Short problem
Below is a listing to write out in full, exactly as given, without its pictures.

Extracted records:
__________
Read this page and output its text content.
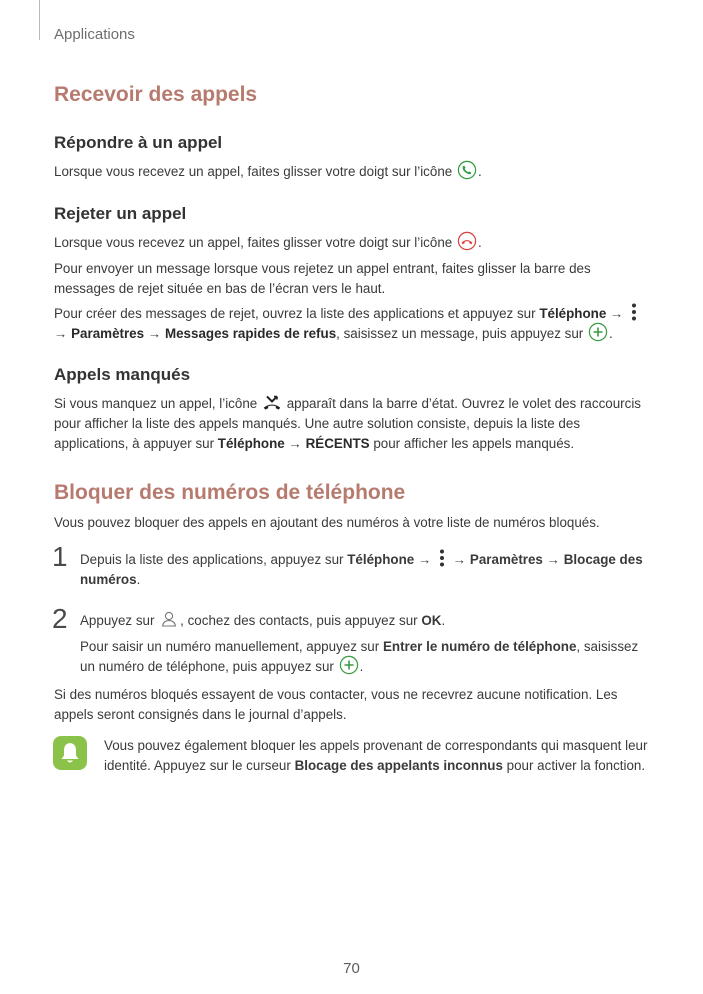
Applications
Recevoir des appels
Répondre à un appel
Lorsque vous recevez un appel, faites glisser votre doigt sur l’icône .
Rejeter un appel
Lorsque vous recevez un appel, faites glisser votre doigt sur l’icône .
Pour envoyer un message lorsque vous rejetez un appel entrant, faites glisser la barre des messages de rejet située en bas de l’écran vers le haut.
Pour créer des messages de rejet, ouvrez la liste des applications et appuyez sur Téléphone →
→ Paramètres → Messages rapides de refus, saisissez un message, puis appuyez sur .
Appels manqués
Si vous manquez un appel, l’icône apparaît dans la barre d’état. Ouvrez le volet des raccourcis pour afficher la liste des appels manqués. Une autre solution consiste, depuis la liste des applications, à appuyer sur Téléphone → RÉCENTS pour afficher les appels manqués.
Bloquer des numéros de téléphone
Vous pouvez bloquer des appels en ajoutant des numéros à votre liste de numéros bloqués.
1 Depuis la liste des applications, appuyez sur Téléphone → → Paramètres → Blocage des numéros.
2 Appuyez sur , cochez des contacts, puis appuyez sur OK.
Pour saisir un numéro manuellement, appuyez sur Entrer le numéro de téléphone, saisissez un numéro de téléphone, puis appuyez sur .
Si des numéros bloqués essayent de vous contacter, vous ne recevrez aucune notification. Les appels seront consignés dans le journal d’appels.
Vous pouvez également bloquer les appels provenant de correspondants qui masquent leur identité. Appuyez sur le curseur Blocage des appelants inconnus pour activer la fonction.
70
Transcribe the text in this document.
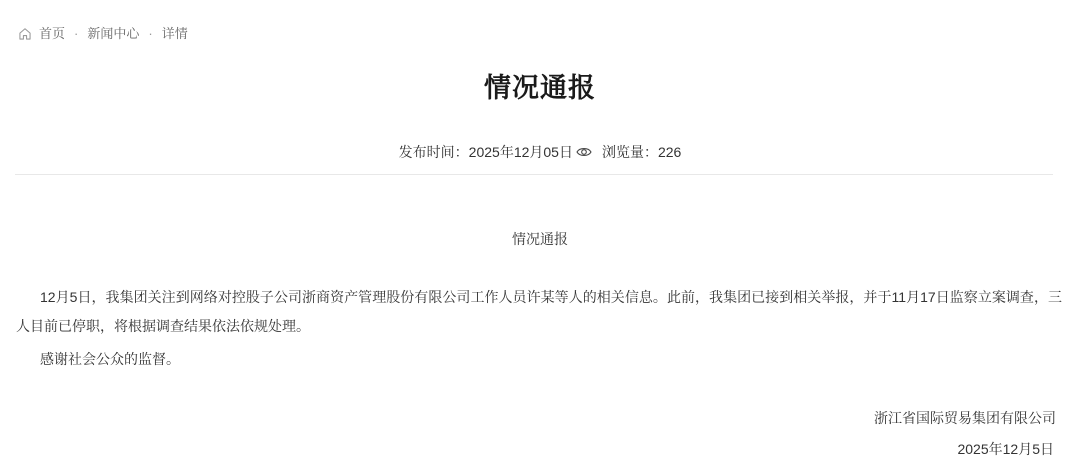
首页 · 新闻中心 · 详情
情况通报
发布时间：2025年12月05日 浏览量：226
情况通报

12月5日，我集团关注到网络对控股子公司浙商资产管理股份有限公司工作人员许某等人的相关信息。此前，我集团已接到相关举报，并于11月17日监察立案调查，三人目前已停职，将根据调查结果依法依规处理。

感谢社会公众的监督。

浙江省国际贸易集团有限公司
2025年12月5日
__________
Task response
Read this page and output its text content.
Applications
Recevoir des appels
Répondre à un appel
Lorsque vous recevez un appel, faites glisser votre doigt sur l’icône .
Rejeter un appel
Lorsque vous recevez un appel, faites glisser votre doigt sur l’icône .
Pour envoyer un message lorsque vous rejetez un appel entrant, faites glisser la barre des messages de rejet située en bas de l’écran vers le haut.
Pour créer des messages de rejet, ouvrez la liste des applications et appuyez sur Téléphone →
→ Paramètres → Messages rapides de refus, saisissez un message, puis appuyez sur .
Appels manqués
Si vous manquez un appel, l’icône apparaît dans la barre d’état. Ouvrez le volet des raccourcis pour afficher la liste des appels manqués. Une autre solution consiste, depuis la liste des applications, à appuyer sur Téléphone → RÉCENTS pour afficher les appels manqués.
Bloquer des numéros de téléphone
Vous pouvez bloquer des appels en ajoutant des numéros à votre liste de numéros bloqués.
1 Depuis la liste des applications, appuyez sur Téléphone → → Paramètres → Blocage des numéros.
2 Appuyez sur , cochez des contacts, puis appuyez sur OK.
Pour saisir un numéro manuellement, appuyez sur Entrer le numéro de téléphone, saisissez un numéro de téléphone, puis appuyez sur .
Si des numéros bloqués essayent de vous contacter, vous ne recevrez aucune notification. Les appels seront consignés dans le journal d’appels.
Vous pouvez également bloquer les appels provenant de correspondants qui masquent leur identité. Appuyez sur le curseur Blocage des appelants inconnus pour activer la fonction.
70
Transcribe the text in this document.
首页 · 新闻中心 · 详情
情况通报
发布时间：2025年12月05日 浏览量：226
情况通报

12月5日，我集团关注到网络对控股子公司浙商资产管理股份有限公司工作人员许某等人的相关信息。此前，我集团已接到相关举报，并于11月17日监察立案调查，三人目前已停职，将根据调查结果依法依规处理。

感谢社会公众的监督。

浙江省国际贸易集团有限公司
2025年12月5日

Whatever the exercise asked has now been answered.